[Data entries for graphics]

<<<<

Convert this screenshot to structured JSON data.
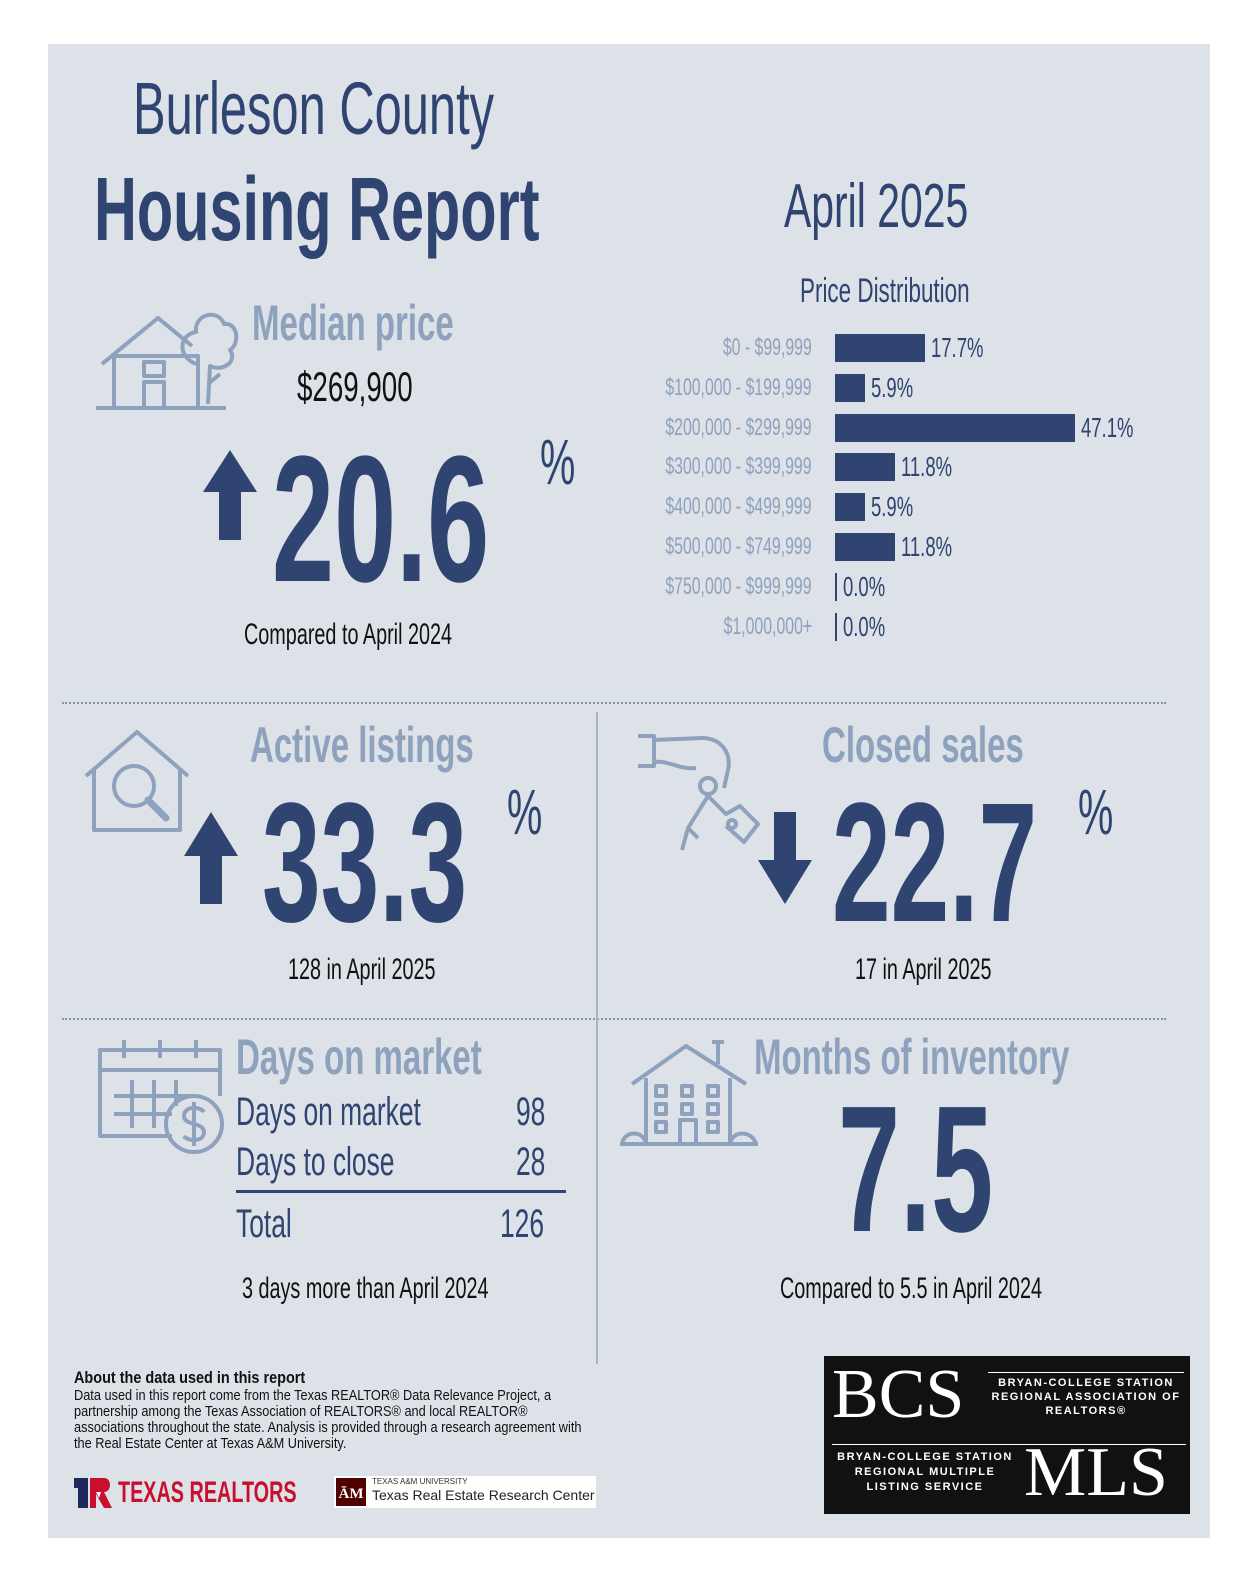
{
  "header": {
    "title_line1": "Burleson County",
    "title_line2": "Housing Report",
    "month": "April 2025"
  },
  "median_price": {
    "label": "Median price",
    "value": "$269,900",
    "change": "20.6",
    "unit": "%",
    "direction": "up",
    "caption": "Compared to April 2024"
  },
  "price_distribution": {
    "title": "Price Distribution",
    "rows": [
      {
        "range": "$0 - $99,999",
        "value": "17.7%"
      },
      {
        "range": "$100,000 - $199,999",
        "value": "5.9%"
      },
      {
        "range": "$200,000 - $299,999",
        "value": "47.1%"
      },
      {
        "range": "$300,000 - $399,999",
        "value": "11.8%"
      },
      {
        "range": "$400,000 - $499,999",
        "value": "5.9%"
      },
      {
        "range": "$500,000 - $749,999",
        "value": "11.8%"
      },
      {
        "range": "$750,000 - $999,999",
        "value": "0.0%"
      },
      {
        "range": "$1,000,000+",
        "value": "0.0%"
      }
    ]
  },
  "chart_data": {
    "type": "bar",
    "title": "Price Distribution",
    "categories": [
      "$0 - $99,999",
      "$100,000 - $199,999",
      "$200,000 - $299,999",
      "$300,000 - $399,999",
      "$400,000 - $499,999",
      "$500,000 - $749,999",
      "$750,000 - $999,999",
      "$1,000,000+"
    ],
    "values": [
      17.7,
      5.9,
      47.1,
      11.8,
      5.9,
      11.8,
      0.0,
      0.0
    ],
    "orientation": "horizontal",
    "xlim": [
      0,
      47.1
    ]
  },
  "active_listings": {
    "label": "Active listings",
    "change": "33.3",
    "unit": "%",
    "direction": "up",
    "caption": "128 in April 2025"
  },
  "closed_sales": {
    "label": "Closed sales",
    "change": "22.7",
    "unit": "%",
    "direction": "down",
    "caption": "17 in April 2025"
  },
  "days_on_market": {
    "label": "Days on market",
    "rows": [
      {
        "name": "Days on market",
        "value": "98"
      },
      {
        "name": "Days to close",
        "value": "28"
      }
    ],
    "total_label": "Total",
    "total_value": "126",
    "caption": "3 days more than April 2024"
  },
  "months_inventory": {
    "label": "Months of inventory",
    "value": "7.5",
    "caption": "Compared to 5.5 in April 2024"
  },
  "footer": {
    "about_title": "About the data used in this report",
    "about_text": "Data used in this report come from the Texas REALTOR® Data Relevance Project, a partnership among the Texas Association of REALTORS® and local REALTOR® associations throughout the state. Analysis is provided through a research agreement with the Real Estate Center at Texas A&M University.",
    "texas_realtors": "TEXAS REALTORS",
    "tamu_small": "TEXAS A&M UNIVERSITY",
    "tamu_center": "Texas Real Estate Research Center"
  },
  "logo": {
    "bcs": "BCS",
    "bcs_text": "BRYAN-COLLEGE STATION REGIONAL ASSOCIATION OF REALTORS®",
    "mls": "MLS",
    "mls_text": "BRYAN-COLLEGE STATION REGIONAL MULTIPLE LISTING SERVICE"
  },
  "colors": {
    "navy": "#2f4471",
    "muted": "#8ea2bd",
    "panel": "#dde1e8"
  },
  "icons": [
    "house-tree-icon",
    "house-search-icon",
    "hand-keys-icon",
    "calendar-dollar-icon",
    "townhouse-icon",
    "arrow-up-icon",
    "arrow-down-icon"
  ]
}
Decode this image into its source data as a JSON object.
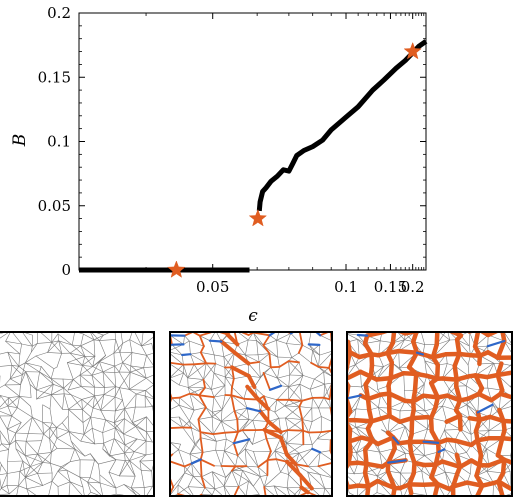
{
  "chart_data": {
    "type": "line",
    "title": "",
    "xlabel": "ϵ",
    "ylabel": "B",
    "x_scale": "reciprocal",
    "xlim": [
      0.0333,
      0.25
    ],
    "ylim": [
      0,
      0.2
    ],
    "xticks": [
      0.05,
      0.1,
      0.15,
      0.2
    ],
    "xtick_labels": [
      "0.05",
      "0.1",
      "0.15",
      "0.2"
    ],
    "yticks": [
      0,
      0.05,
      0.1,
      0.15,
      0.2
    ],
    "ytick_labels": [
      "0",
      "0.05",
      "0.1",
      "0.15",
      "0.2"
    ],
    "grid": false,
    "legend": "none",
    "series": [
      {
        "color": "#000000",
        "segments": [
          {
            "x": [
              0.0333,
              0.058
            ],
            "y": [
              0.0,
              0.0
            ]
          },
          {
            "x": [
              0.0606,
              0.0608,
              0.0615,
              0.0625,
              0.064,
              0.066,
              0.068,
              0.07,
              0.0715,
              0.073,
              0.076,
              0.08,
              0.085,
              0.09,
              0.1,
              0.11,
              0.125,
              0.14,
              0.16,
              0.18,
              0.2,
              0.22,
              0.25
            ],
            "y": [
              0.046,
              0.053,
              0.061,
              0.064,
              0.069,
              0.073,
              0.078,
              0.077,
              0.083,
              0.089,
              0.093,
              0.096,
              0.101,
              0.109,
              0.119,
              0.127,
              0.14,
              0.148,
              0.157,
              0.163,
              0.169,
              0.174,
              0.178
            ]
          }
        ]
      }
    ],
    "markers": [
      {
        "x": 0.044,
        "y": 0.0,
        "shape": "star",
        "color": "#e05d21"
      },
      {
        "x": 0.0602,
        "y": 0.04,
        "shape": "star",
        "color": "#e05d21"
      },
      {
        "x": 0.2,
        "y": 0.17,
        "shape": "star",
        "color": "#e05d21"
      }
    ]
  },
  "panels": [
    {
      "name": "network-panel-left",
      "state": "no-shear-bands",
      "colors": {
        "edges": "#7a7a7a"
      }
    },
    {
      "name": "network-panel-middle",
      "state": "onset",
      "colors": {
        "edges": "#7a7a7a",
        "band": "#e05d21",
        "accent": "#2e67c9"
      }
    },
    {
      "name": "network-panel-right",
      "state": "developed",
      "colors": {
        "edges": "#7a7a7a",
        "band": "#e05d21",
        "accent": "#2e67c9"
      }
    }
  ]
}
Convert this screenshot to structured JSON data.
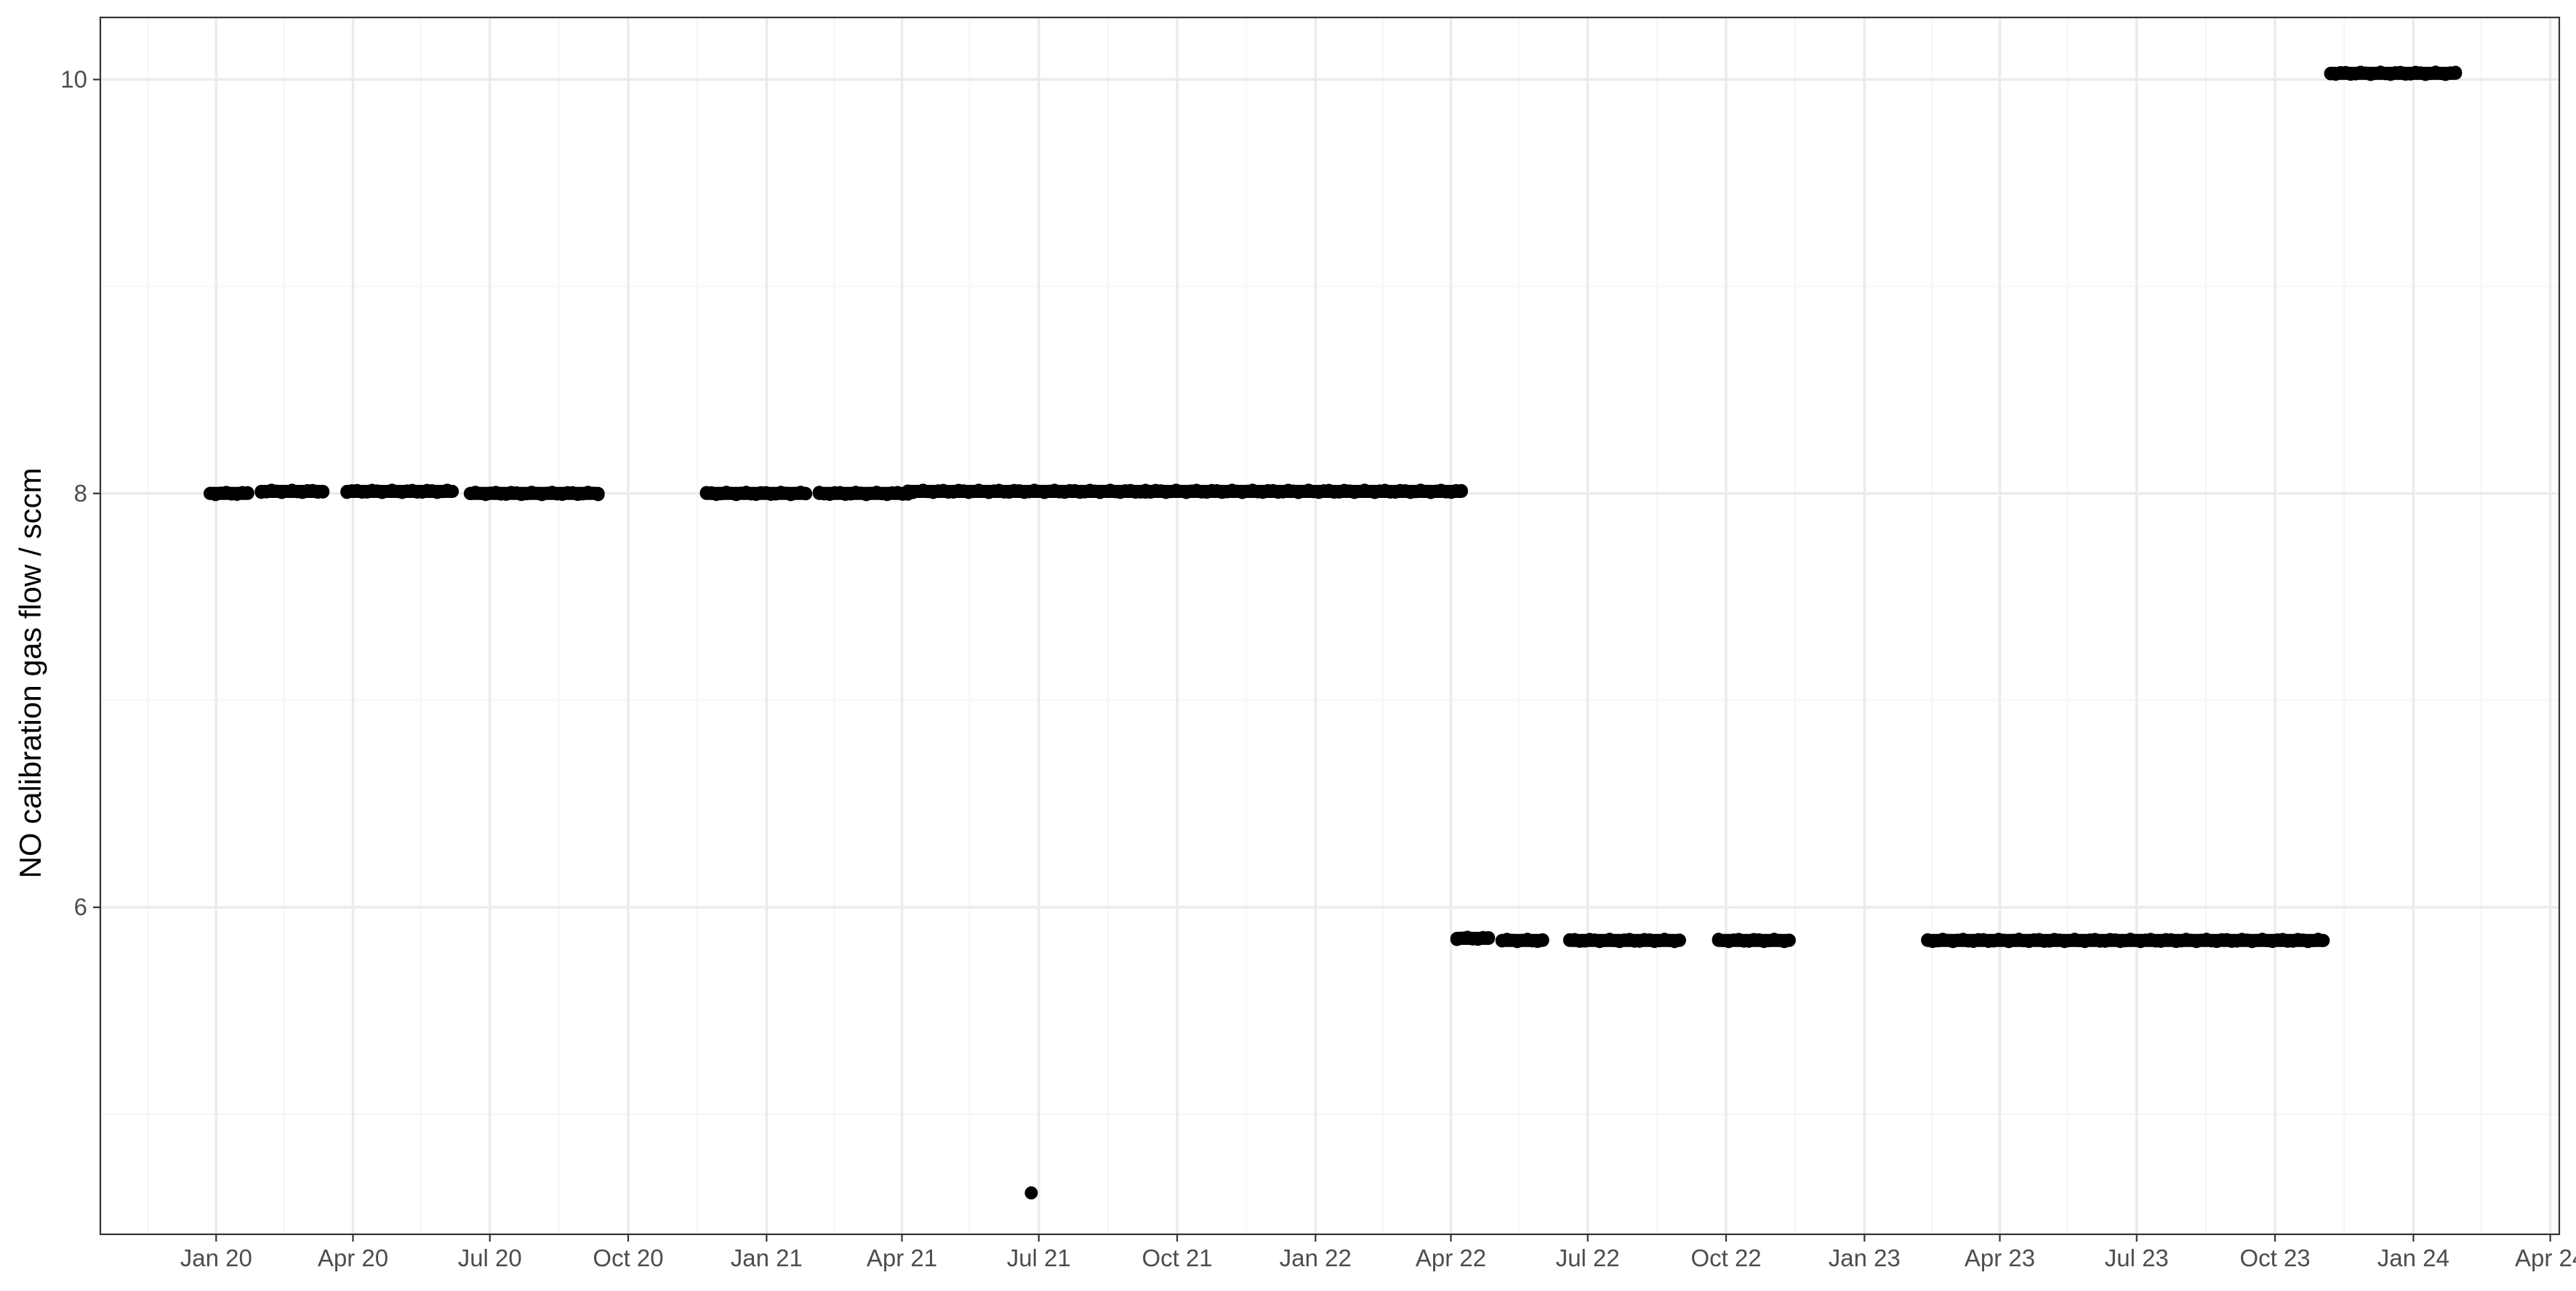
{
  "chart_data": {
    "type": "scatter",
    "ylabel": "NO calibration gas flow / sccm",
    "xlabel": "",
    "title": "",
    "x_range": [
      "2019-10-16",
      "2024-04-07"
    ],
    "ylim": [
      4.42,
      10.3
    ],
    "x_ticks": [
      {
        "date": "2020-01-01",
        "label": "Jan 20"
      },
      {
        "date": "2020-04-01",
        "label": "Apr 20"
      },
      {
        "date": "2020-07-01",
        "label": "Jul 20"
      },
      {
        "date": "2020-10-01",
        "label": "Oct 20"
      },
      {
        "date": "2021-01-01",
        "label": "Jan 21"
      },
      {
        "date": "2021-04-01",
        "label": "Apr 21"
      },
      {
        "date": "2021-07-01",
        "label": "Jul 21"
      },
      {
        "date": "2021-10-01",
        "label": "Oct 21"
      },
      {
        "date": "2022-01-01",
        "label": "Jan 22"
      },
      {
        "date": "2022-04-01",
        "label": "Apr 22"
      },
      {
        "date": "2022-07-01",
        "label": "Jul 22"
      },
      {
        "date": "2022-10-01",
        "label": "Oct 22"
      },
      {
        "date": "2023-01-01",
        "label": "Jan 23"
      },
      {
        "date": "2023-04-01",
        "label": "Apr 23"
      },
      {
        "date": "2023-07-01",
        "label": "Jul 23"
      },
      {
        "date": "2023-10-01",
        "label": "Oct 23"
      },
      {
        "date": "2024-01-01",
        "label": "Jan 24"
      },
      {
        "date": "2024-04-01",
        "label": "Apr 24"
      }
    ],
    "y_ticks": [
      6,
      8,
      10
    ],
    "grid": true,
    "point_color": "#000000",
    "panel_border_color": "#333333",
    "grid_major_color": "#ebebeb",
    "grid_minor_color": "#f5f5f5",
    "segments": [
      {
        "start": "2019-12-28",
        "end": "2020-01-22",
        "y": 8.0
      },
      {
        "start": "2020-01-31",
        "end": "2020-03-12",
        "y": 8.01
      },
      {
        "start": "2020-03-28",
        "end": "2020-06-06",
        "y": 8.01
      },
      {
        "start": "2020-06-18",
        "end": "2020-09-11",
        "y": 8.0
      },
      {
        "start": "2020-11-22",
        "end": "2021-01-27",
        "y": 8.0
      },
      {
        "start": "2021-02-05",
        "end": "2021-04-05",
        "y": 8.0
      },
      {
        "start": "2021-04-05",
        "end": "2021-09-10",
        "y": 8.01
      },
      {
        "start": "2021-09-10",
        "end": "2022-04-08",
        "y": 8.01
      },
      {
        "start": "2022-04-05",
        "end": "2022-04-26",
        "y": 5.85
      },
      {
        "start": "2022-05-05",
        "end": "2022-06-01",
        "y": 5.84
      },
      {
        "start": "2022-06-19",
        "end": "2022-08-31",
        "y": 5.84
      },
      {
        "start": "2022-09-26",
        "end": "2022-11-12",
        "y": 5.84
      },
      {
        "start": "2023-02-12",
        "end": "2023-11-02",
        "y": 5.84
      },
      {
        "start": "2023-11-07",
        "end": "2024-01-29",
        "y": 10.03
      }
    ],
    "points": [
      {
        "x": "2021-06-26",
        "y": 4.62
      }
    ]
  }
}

>>>>

Within the material above, find the lines that contain the word "REGIONAL"; copy them.

    "bcs_text": "BRYAN-COLLEGE STATION REGIONAL ASSOCIATION OF REALTORS®",
    "mls_text": "BRYAN-COLLEGE STATION REGIONAL MULTIPLE LISTING SERVICE"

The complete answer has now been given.